Directive:
Return all lines in the material below that contain "semua".

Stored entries
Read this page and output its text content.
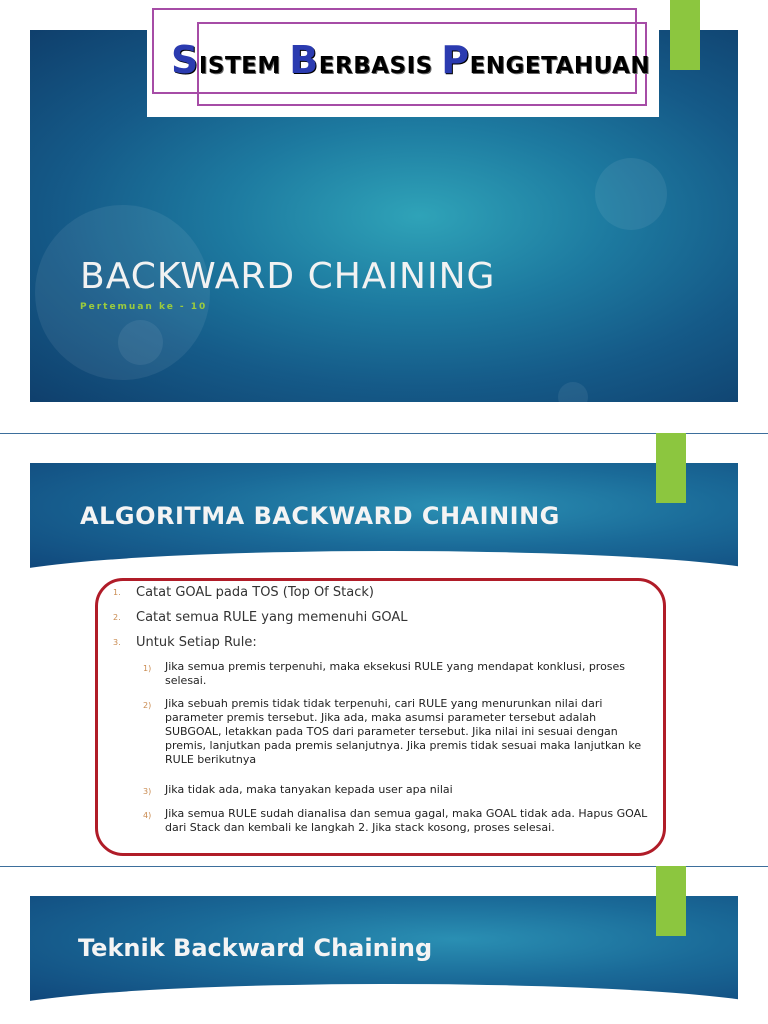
SISTEM BERBASIS PENGETAHUAN
BACKWARD CHAINING
Pertemuan ke - 10
ALGORITMA BACKWARD CHAINING
1. Catat GOAL pada TOS (Top Of Stack)
2. Catat semua RULE yang memenuhi GOAL
3. Untuk Setiap Rule:
1) Jika semua premis terpenuhi, maka eksekusi RULE yang mendapat konklusi, proses selesai.
2) Jika sebuah premis tidak tidak terpenuhi, cari RULE yang menurunkan nilai dari parameter premis tersebut. Jika ada, maka asumsi parameter tersebut adalah SUBGOAL, letakkan pada TOS dari parameter tersebut. Jika nilai ini sesuai dengan premis, lanjutkan pada premis selanjutnya. Jika premis tidak sesuai maka lanjutkan ke RULE berikutnya
3) Jika tidak ada, maka tanyakan kepada user apa nilai
4) Jika semua RULE sudah dianalisa dan semua gagal, maka GOAL tidak ada. Hapus GOAL dari Stack dan kembali ke langkah 2. Jika stack kosong, proses selesai.
Teknik Backward Chaining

Problem solution:
2. Catat semua RULE yang memenuhi GOAL
1) Jika semua premis terpenuhi, maka eksekusi RULE yang mendapat konklusi, proses selesai.
4) Jika semua RULE sudah dianalisa dan semua gagal, maka GOAL tidak ada. Hapus GOAL dari Stack dan kembali ke langkah 2. Jika stack kosong, proses selesai.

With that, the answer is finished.